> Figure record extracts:
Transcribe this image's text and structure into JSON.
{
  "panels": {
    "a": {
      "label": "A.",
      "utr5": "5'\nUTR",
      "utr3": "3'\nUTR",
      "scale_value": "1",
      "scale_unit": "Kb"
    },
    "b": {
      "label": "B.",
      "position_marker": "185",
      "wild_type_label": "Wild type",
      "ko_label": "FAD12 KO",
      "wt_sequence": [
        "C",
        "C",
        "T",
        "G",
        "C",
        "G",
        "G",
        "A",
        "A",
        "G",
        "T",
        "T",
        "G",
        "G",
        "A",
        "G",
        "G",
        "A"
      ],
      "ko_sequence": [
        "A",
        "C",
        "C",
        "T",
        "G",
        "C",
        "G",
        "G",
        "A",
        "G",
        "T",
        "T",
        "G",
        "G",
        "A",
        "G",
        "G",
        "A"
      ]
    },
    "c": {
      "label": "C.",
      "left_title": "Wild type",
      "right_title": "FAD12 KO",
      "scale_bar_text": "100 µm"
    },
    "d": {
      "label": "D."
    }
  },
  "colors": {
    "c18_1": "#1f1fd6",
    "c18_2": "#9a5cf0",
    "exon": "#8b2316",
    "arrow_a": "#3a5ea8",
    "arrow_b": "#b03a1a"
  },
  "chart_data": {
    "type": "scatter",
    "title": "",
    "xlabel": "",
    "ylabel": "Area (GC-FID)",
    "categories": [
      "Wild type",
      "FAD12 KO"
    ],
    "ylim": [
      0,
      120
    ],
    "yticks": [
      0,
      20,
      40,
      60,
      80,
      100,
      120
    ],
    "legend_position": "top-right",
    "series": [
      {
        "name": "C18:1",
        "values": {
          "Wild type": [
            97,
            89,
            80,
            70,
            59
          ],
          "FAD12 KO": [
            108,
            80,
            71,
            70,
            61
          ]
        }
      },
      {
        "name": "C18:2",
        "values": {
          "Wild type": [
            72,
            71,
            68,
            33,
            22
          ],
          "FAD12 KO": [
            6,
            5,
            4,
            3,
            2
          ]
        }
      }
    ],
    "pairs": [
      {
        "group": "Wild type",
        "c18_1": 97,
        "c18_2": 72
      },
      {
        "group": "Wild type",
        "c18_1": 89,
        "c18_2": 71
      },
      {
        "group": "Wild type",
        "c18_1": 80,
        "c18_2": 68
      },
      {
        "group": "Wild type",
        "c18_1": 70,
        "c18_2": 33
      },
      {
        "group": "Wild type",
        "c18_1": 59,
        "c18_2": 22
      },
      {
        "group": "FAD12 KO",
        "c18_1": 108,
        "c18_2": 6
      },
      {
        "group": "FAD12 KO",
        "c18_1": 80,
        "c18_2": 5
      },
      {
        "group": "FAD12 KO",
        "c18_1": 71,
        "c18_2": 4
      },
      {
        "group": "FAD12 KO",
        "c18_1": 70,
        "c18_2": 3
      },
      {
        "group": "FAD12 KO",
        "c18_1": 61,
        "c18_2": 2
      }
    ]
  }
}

> Stated exercise:
Retype the listing. Match it exactly.

> Task answer:
Transcribe this image's text and structure into JSON.
{
  "panels": {
    "a": {
      "label": "A.",
      "utr5": "5'\nUTR",
      "utr3": "3'\nUTR",
      "scale_value": "1",
      "scale_unit": "Kb"
    },
    "b": {
      "label": "B.",
      "position_marker": "185",
      "wild_type_label": "Wild type",
      "ko_label": "FAD12 KO",
      "wt_sequence": [
        "C",
        "C",
        "T",
        "G",
        "C",
        "G",
        "G",
        "A",
        "A",
        "G",
        "T",
        "T",
        "G",
        "G",
        "A",
        "G",
        "G",
        "A"
      ],
      "ko_sequence": [
        "A",
        "C",
        "C",
        "T",
        "G",
        "C",
        "G",
        "G",
        "A",
        "G",
        "T",
        "T",
        "G",
        "G",
        "A",
        "G",
        "G",
        "A"
      ]
    },
    "c": {
      "label": "C.",
      "left_title": "Wild type",
      "right_title": "FAD12 KO",
      "scale_bar_text": "100 µm"
    },
    "d": {
      "label": "D."
    }
  },
  "colors": {
    "c18_1": "#1f1fd6",
    "c18_2": "#9a5cf0",
    "exon": "#8b2316",
    "arrow_a": "#3a5ea8",
    "arrow_b": "#b03a1a"
  },
  "chart_data": {
    "type": "scatter",
    "title": "",
    "xlabel": "",
    "ylabel": "Area (GC-FID)",
    "categories": [
      "Wild type",
      "FAD12 KO"
    ],
    "ylim": [
      0,
      120
    ],
    "yticks": [
      0,
      20,
      40,
      60,
      80,
      100,
      120
    ],
    "legend_position": "top-right",
    "series": [
      {
        "name": "C18:1",
        "values": {
          "Wild type": [
            97,
            89,
            80,
            70,
            59
          ],
          "FAD12 KO": [
            108,
            80,
            71,
            70,
            61
          ]
        }
      },
      {
        "name": "C18:2",
        "values": {
          "Wild type": [
            72,
            71,
            68,
            33,
            22
          ],
          "FAD12 KO": [
            6,
            5,
            4,
            3,
            2
          ]
        }
      }
    ],
    "pairs": [
      {
        "group": "Wild type",
        "c18_1": 97,
        "c18_2": 72
      },
      {
        "group": "Wild type",
        "c18_1": 89,
        "c18_2": 71
      },
      {
        "group": "Wild type",
        "c18_1": 80,
        "c18_2": 68
      },
      {
        "group": "Wild type",
        "c18_1": 70,
        "c18_2": 33
      },
      {
        "group": "Wild type",
        "c18_1": 59,
        "c18_2": 22
      },
      {
        "group": "FAD12 KO",
        "c18_1": 108,
        "c18_2": 6
      },
      {
        "group": "FAD12 KO",
        "c18_1": 80,
        "c18_2": 5
      },
      {
        "group": "FAD12 KO",
        "c18_1": 71,
        "c18_2": 4
      },
      {
        "group": "FAD12 KO",
        "c18_1": 70,
        "c18_2": 3
      },
      {
        "group": "FAD12 KO",
        "c18_1": 61,
        "c18_2": 2
      }
    ]
  }
}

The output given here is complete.